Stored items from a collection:

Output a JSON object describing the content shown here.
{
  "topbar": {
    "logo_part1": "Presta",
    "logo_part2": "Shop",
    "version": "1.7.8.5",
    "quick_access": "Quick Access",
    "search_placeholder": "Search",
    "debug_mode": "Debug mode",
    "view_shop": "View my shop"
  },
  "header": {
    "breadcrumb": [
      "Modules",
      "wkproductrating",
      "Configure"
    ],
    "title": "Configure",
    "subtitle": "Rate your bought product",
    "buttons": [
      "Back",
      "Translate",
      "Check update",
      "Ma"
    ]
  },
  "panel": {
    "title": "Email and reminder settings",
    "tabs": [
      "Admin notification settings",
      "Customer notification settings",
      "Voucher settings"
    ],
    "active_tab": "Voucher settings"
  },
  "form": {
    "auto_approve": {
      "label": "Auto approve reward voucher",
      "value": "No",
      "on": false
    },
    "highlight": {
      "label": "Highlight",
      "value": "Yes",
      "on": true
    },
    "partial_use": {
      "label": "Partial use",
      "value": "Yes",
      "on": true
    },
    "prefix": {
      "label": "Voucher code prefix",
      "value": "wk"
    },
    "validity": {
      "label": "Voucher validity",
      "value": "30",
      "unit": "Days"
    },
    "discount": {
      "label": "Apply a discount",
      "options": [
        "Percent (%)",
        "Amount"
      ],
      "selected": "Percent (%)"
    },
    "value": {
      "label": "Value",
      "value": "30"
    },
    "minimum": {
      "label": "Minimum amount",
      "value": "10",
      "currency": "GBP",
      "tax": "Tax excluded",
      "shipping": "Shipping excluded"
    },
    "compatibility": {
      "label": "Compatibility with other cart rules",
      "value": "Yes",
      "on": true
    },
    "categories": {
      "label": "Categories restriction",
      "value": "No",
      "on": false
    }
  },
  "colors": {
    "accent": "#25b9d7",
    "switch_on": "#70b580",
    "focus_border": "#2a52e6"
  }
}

→ SHORT PROBLEM:
Each record must be repeated exactly as it is.

→ RESULT FOR THIS TASK:
Output a JSON object describing the content shown here.
{
  "topbar": {
    "logo_part1": "Presta",
    "logo_part2": "Shop",
    "version": "1.7.8.5",
    "quick_access": "Quick Access",
    "search_placeholder": "Search",
    "debug_mode": "Debug mode",
    "view_shop": "View my shop"
  },
  "header": {
    "breadcrumb": [
      "Modules",
      "wkproductrating",
      "Configure"
    ],
    "title": "Configure",
    "subtitle": "Rate your bought product",
    "buttons": [
      "Back",
      "Translate",
      "Check update",
      "Ma"
    ]
  },
  "panel": {
    "title": "Email and reminder settings",
    "tabs": [
      "Admin notification settings",
      "Customer notification settings",
      "Voucher settings"
    ],
    "active_tab": "Voucher settings"
  },
  "form": {
    "auto_approve": {
      "label": "Auto approve reward voucher",
      "value": "No",
      "on": false
    },
    "highlight": {
      "label": "Highlight",
      "value": "Yes",
      "on": true
    },
    "partial_use": {
      "label": "Partial use",
      "value": "Yes",
      "on": true
    },
    "prefix": {
      "label": "Voucher code prefix",
      "value": "wk"
    },
    "validity": {
      "label": "Voucher validity",
      "value": "30",
      "unit": "Days"
    },
    "discount": {
      "label": "Apply a discount",
      "options": [
        "Percent (%)",
        "Amount"
      ],
      "selected": "Percent (%)"
    },
    "value": {
      "label": "Value",
      "value": "30"
    },
    "minimum": {
      "label": "Minimum amount",
      "value": "10",
      "currency": "GBP",
      "tax": "Tax excluded",
      "shipping": "Shipping excluded"
    },
    "compatibility": {
      "label": "Compatibility with other cart rules",
      "value": "Yes",
      "on": true
    },
    "categories": {
      "label": "Categories restriction",
      "value": "No",
      "on": false
    }
  },
  "colors": {
    "accent": "#25b9d7",
    "switch_on": "#70b580",
    "focus_border": "#2a52e6"
  }
}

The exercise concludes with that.